Rows from a dataset
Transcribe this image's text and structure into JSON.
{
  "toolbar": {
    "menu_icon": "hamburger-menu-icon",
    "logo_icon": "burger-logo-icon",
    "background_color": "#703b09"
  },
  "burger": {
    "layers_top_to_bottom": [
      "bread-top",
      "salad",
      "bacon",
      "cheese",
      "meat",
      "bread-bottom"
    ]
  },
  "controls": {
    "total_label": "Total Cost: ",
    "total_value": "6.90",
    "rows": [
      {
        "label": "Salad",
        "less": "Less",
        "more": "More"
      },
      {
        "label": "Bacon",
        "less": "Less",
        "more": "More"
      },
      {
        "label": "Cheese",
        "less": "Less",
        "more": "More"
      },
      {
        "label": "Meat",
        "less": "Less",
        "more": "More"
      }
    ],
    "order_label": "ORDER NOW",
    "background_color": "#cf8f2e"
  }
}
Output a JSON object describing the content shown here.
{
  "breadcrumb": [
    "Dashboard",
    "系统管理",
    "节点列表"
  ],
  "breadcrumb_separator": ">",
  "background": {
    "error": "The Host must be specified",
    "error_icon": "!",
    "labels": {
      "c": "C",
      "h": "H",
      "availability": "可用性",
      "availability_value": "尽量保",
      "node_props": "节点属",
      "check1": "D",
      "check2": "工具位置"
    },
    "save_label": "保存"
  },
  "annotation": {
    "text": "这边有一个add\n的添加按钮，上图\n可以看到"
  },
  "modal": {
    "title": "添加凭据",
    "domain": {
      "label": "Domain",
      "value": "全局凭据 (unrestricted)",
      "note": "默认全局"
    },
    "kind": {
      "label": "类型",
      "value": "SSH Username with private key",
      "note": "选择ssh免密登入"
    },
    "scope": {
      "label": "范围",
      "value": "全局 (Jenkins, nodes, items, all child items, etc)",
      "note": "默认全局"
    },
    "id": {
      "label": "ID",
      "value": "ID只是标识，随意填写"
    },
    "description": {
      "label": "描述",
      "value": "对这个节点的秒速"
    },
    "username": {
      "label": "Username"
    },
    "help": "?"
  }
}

_EXERCISE BRIEF:_ Transcribe every entry word for word.

_SOLUTION:_
Transcribe this image's text and structure into JSON.
{
  "toolbar": {
    "menu_icon": "hamburger-menu-icon",
    "logo_icon": "burger-logo-icon",
    "background_color": "#703b09"
  },
  "burger": {
    "layers_top_to_bottom": [
      "bread-top",
      "salad",
      "bacon",
      "cheese",
      "meat",
      "bread-bottom"
    ]
  },
  "controls": {
    "total_label": "Total Cost: ",
    "total_value": "6.90",
    "rows": [
      {
        "label": "Salad",
        "less": "Less",
        "more": "More"
      },
      {
        "label": "Bacon",
        "less": "Less",
        "more": "More"
      },
      {
        "label": "Cheese",
        "less": "Less",
        "more": "More"
      },
      {
        "label": "Meat",
        "less": "Less",
        "more": "More"
      }
    ],
    "order_label": "ORDER NOW",
    "background_color": "#cf8f2e"
  }
}
Output a JSON object describing the content shown here.
{
  "breadcrumb": [
    "Dashboard",
    "系统管理",
    "节点列表"
  ],
  "breadcrumb_separator": ">",
  "background": {
    "error": "The Host must be specified",
    "error_icon": "!",
    "labels": {
      "c": "C",
      "h": "H",
      "availability": "可用性",
      "availability_value": "尽量保",
      "node_props": "节点属",
      "check1": "D",
      "check2": "工具位置"
    },
    "save_label": "保存"
  },
  "annotation": {
    "text": "这边有一个add\n的添加按钮，上图\n可以看到"
  },
  "modal": {
    "title": "添加凭据",
    "domain": {
      "label": "Domain",
      "value": "全局凭据 (unrestricted)",
      "note": "默认全局"
    },
    "kind": {
      "label": "类型",
      "value": "SSH Username with private key",
      "note": "选择ssh免密登入"
    },
    "scope": {
      "label": "范围",
      "value": "全局 (Jenkins, nodes, items, all child items, etc)",
      "note": "默认全局"
    },
    "id": {
      "label": "ID",
      "value": "ID只是标识，随意填写"
    },
    "description": {
      "label": "描述",
      "value": "对这个节点的秒速"
    },
    "username": {
      "label": "Username"
    },
    "help": "?"
  }
}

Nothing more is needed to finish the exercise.